*Supplied records:*
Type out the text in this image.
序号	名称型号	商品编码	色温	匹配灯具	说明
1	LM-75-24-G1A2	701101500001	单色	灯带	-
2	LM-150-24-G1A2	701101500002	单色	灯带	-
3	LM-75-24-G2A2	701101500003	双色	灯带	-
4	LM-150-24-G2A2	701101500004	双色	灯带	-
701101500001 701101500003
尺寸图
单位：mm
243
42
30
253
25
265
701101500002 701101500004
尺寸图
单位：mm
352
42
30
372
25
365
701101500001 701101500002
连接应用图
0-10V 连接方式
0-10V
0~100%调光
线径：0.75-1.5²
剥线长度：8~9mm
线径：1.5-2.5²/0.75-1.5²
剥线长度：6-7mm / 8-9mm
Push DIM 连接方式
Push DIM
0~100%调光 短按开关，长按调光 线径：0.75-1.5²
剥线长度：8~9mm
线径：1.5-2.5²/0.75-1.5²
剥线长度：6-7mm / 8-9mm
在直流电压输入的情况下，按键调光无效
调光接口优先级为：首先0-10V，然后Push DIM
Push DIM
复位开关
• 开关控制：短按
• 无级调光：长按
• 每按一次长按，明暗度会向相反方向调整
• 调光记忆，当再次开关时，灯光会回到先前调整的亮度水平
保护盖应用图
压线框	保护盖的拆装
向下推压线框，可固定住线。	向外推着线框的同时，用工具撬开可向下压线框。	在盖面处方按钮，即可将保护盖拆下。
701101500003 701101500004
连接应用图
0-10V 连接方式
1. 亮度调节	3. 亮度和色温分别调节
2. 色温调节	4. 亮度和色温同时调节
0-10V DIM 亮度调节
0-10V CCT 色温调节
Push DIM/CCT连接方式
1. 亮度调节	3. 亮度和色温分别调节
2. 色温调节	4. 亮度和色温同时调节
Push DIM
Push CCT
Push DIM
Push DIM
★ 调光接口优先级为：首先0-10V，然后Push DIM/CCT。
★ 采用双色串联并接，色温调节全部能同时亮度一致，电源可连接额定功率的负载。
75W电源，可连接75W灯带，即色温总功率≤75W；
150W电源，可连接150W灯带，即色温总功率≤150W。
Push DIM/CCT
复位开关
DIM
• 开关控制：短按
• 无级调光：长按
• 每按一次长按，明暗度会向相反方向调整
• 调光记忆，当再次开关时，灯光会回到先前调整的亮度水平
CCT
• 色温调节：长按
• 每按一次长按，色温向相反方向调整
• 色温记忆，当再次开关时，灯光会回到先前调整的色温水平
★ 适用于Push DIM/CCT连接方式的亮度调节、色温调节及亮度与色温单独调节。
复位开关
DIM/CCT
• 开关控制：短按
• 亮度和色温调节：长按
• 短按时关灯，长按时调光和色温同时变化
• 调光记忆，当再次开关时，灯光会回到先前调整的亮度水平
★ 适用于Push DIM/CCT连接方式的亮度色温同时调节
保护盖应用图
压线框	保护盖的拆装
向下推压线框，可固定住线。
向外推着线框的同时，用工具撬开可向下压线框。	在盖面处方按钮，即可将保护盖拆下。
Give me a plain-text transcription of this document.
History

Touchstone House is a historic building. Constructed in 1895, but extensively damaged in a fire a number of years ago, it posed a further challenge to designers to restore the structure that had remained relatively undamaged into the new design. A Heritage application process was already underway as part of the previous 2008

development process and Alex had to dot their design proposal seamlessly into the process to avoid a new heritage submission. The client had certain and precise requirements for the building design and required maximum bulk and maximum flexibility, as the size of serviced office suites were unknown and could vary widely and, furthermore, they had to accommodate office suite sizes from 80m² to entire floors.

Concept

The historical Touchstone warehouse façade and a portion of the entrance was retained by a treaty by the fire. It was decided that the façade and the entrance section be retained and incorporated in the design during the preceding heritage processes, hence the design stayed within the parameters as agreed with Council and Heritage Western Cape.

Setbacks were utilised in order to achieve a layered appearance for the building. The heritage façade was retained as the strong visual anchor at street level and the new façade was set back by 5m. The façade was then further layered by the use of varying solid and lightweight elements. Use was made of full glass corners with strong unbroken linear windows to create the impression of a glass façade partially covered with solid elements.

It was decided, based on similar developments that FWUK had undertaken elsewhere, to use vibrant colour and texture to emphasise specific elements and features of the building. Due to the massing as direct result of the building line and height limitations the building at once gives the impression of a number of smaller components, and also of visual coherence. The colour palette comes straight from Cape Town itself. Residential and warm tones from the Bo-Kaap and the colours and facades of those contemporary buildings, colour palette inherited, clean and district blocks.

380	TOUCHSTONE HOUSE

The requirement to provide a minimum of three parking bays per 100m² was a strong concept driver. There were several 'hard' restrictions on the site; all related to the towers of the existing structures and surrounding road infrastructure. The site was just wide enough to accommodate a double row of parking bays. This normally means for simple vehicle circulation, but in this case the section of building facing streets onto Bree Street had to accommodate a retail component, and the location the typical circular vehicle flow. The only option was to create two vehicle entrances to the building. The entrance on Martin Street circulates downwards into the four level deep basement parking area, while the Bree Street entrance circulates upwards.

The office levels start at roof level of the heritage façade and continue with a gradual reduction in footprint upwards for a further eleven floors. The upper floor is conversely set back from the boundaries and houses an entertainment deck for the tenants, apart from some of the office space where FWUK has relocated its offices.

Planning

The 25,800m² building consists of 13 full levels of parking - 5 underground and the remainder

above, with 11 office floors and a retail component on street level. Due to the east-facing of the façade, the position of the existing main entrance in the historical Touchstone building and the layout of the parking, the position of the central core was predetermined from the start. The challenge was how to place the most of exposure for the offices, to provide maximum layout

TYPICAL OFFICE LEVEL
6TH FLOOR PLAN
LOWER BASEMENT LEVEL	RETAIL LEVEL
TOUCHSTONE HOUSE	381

==

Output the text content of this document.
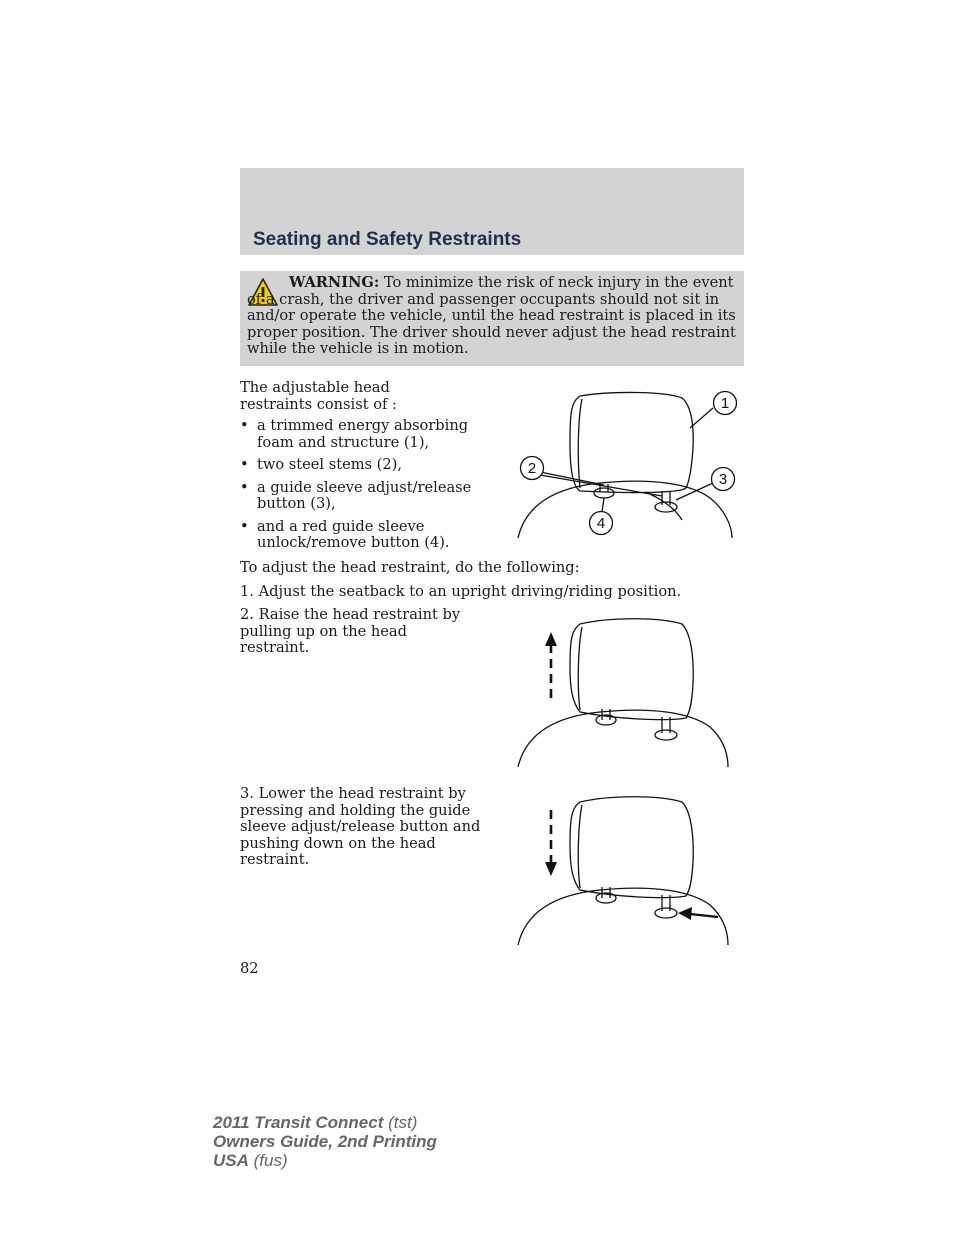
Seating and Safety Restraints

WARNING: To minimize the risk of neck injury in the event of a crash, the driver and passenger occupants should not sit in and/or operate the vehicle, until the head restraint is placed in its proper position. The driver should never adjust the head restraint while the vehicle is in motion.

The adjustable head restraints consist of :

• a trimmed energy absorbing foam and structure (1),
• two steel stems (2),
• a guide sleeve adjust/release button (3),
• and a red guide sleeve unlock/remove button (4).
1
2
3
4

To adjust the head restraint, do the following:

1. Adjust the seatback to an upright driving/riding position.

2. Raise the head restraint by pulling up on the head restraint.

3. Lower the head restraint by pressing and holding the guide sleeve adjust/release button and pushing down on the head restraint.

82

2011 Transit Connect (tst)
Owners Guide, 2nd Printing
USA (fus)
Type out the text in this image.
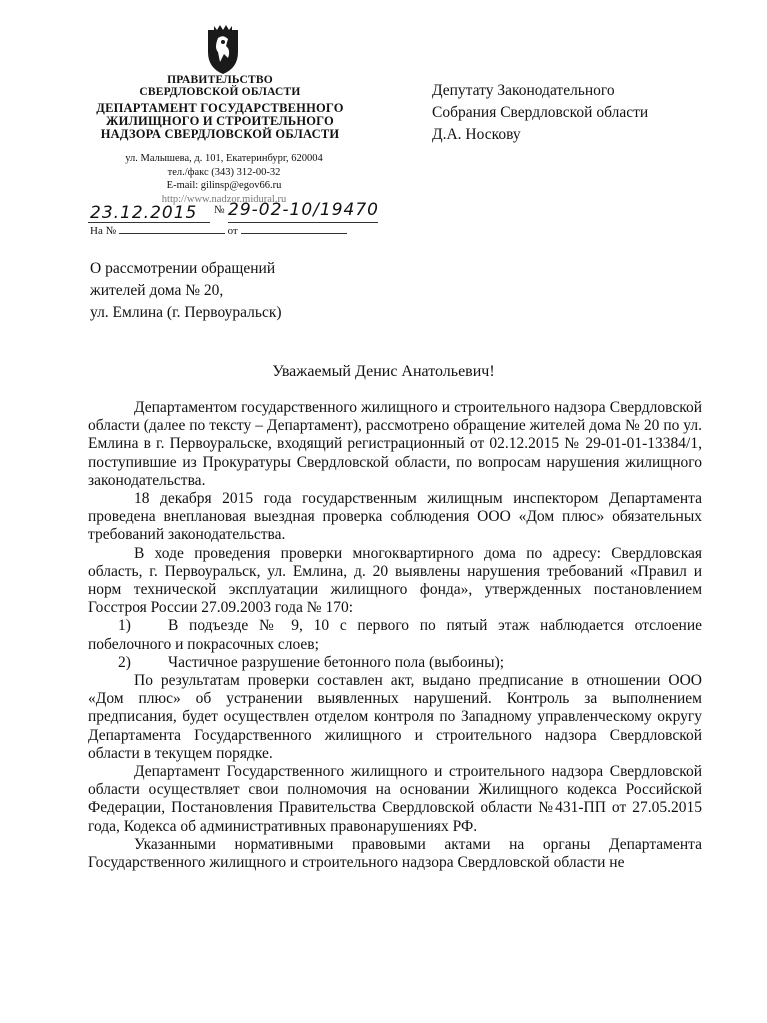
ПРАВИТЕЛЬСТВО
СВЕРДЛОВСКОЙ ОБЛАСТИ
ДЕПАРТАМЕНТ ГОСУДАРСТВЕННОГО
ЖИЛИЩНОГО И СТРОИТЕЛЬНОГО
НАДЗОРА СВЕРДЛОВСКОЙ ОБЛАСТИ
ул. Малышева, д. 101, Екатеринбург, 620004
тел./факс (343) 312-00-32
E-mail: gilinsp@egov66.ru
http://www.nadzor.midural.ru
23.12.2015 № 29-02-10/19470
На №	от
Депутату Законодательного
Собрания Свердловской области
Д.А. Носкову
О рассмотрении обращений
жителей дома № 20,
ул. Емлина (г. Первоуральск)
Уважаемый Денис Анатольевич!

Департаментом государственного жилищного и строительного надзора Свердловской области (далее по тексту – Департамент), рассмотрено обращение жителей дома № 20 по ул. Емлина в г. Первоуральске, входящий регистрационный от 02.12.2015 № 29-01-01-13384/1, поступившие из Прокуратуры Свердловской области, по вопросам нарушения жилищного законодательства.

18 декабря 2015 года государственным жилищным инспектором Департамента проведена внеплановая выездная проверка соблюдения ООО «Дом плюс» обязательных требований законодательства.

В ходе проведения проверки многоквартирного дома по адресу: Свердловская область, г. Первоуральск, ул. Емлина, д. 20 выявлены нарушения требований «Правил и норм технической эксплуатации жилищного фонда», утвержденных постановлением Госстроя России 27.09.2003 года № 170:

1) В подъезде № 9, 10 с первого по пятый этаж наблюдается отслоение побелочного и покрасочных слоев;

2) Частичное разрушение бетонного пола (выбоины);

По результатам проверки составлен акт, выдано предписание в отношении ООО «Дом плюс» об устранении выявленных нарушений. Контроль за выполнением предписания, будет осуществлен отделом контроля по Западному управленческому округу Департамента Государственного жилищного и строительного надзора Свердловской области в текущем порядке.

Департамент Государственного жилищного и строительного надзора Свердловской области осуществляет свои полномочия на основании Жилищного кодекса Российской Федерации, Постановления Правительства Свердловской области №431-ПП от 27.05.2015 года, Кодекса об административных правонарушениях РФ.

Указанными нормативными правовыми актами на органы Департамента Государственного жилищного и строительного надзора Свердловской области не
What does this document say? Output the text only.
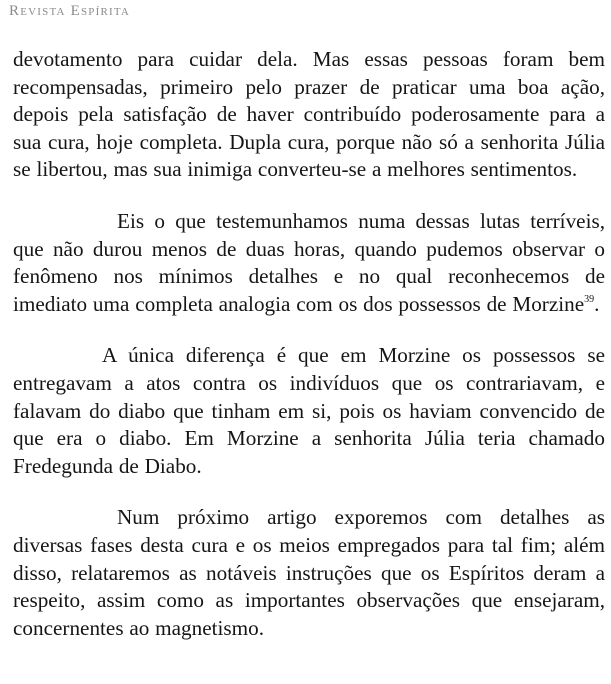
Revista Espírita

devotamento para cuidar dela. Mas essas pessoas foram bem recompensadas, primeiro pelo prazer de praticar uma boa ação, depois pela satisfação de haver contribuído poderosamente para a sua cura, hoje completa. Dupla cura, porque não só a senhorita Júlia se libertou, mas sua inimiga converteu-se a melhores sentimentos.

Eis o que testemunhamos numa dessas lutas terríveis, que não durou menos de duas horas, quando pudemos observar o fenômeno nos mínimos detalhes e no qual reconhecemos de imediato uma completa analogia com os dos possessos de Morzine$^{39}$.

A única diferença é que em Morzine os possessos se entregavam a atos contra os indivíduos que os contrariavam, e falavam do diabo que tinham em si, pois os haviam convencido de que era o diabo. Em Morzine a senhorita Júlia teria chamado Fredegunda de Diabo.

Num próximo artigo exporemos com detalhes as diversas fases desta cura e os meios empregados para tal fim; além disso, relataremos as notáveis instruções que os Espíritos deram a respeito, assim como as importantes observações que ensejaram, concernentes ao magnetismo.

--

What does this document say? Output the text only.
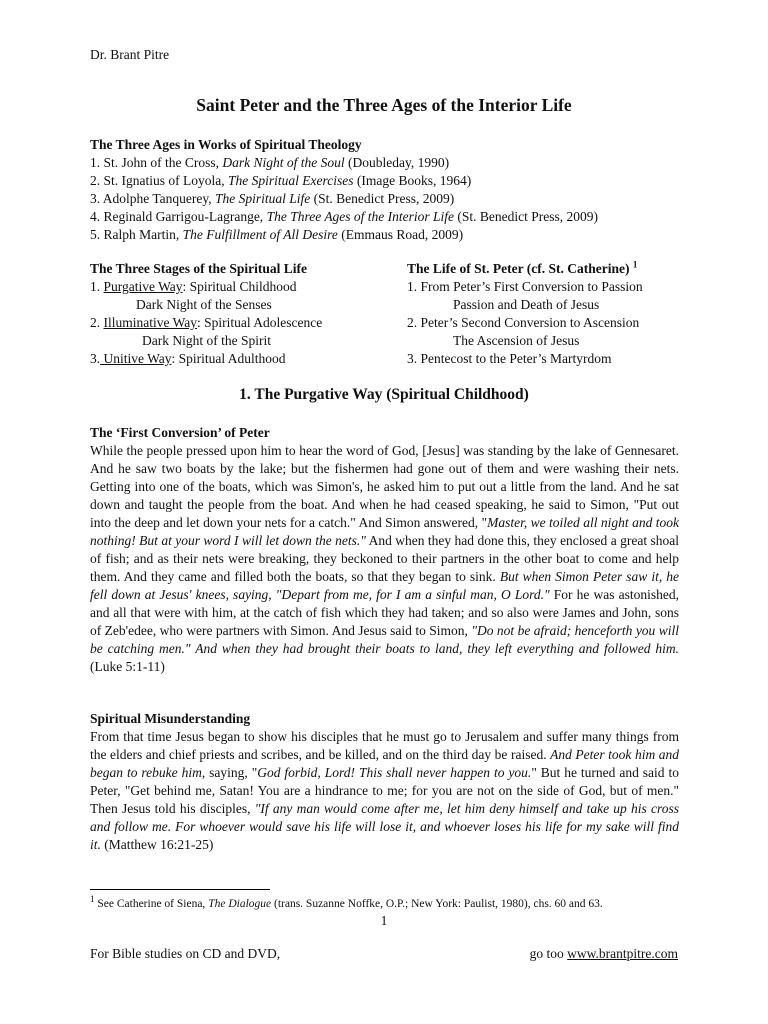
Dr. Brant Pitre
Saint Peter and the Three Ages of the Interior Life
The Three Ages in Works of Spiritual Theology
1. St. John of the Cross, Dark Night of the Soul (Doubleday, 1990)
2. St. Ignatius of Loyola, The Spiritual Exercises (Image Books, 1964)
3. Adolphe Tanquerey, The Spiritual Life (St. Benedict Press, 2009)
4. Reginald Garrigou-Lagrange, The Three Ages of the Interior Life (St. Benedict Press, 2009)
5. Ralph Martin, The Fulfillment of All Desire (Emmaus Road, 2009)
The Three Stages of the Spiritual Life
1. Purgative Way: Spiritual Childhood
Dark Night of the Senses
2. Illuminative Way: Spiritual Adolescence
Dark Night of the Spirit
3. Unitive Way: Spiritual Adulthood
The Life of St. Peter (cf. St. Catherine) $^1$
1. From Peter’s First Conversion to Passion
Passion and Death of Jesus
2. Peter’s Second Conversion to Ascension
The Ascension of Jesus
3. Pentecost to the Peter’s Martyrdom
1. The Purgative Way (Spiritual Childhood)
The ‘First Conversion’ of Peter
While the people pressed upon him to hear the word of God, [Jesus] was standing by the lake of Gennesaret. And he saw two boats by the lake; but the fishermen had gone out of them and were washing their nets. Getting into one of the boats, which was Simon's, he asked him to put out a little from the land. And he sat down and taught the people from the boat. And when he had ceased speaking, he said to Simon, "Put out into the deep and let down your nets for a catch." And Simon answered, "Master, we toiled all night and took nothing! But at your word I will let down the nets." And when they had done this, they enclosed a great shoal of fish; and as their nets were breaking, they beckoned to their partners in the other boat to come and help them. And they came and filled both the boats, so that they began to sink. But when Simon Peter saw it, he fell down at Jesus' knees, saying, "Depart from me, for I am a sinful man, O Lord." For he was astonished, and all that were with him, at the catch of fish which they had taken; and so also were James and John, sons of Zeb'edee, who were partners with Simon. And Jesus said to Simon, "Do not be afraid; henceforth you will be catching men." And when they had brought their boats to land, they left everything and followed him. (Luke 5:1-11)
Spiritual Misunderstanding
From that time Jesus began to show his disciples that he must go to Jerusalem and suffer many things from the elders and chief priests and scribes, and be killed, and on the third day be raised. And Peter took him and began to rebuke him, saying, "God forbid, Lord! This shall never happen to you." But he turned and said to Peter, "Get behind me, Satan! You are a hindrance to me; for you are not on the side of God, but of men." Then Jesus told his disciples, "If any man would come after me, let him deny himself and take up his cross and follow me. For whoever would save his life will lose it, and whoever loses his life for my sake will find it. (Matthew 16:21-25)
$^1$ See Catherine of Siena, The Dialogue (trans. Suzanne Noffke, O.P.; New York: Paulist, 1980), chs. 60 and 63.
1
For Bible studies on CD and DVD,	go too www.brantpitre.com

*Problem to work on:*
Filter the entries and copy out every line with the word "Martin".

*Task solution:*
The requirement to provide a minimum of three parking bays per 100m² was a strong concept driver. There were several 'hard' restrictions on the site; all related to the towers of the existing structures and surrounding road infrastructure. The site was just wide enough to accommodate a double row of parking bays. This normally means for simple vehicle circulation, but in this case the section of building facing streets onto Bree Street had to accommodate a retail component, and the location the typical circular vehicle flow. The only option was to create two vehicle entrances to the building. The entrance on Martin Street circulates downwards into the four level deep basement parking area, while the Bree Street entrance circulates upwards.
5. Ralph Martin, The Fulfillment of All Desire (Emmaus Road, 2009)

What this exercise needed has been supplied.